>> Start
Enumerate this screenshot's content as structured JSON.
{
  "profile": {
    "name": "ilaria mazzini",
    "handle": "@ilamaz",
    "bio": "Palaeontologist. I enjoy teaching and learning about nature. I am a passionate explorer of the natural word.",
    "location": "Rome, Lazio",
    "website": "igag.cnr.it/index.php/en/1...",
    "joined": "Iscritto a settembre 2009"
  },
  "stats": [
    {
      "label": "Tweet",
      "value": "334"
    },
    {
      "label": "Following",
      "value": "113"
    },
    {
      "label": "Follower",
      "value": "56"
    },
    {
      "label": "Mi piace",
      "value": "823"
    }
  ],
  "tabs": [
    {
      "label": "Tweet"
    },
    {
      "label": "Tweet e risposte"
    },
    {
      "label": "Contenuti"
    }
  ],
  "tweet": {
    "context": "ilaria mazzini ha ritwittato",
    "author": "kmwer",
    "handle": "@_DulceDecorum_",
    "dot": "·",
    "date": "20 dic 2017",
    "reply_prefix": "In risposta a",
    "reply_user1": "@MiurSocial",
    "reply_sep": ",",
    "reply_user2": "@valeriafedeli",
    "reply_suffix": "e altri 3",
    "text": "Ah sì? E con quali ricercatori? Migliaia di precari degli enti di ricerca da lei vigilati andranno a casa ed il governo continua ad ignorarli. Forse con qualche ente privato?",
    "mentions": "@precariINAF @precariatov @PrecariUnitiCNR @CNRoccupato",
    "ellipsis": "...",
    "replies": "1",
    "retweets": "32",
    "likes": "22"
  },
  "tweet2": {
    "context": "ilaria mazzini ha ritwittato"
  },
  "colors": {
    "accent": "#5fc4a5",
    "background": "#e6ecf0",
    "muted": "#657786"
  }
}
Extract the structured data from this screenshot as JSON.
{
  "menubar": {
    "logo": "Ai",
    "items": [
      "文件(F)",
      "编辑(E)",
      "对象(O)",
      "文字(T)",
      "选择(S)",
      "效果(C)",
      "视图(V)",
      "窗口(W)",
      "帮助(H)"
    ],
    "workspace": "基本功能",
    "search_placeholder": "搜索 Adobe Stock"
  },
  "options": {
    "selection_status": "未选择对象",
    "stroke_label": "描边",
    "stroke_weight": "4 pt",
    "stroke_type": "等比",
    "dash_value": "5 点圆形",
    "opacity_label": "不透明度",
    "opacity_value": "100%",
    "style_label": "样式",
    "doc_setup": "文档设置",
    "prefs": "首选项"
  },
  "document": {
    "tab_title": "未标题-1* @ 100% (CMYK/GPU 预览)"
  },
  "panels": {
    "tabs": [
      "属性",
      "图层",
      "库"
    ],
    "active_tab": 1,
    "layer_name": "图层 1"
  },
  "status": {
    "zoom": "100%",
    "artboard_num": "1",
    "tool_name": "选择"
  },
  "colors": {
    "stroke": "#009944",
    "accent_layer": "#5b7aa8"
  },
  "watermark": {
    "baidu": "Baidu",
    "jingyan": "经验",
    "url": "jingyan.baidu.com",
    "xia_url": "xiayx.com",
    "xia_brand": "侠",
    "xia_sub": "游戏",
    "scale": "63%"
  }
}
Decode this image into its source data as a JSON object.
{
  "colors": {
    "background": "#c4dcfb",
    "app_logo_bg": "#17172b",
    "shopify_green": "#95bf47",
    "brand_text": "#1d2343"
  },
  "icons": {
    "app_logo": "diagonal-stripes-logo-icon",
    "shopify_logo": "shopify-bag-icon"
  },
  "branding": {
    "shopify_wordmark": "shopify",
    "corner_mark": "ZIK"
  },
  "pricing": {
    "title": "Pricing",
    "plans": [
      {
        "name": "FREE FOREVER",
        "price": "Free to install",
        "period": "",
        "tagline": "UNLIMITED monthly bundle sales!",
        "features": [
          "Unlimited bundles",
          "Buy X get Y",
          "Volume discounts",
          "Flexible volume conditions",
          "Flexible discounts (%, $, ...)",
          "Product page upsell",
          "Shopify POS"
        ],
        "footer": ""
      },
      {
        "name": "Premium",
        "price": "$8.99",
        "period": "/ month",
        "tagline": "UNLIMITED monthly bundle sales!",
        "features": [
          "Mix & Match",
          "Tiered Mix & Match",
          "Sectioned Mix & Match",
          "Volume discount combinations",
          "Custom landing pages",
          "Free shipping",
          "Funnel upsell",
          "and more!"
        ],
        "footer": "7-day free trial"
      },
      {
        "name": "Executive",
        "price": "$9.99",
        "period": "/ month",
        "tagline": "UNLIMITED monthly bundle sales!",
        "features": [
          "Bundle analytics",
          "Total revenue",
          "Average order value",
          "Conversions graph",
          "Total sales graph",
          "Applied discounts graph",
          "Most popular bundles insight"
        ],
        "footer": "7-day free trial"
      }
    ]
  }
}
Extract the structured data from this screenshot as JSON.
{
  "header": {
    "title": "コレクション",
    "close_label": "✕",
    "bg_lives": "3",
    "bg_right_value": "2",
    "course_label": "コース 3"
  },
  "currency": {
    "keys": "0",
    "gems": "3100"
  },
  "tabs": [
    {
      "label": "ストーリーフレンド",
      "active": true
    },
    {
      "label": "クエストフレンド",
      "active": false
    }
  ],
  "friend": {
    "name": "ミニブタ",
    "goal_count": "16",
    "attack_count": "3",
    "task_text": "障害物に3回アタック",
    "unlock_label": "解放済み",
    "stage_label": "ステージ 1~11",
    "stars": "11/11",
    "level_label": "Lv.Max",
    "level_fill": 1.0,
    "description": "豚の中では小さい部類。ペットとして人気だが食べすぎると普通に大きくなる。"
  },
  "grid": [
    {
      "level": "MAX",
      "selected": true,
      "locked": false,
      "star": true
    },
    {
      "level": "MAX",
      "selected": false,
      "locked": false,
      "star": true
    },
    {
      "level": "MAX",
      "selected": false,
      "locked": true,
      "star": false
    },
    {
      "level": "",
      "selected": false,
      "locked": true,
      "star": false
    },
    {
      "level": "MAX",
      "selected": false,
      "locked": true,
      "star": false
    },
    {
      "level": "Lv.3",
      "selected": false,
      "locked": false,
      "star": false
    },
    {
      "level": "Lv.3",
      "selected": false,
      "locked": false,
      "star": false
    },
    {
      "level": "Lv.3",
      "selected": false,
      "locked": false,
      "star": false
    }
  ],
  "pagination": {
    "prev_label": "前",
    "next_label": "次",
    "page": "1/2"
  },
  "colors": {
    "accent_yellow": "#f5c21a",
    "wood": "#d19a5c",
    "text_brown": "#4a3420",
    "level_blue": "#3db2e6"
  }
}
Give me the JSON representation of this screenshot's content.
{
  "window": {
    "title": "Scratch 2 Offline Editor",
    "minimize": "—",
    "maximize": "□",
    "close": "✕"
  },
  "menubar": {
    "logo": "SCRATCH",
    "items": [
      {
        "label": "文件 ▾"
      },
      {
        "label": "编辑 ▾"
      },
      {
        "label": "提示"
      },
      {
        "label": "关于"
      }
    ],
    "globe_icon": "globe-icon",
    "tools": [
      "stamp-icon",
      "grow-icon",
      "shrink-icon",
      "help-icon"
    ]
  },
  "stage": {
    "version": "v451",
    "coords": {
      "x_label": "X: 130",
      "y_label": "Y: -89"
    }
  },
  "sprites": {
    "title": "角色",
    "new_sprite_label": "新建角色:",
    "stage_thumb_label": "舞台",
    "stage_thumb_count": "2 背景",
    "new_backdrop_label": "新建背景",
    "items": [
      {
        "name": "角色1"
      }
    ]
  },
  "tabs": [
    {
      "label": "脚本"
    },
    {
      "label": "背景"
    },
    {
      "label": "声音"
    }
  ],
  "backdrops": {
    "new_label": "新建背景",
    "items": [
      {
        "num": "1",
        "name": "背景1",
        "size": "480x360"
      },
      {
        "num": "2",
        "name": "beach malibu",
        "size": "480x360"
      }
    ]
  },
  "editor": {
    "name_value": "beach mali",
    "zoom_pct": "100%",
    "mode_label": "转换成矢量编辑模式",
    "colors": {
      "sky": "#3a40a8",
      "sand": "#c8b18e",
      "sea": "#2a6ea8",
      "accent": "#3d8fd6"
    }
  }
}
>> End
WORK REQUIRED. Across the data above, how many lines include the word "context"? Give only the count.

FINAL ANSWER. 2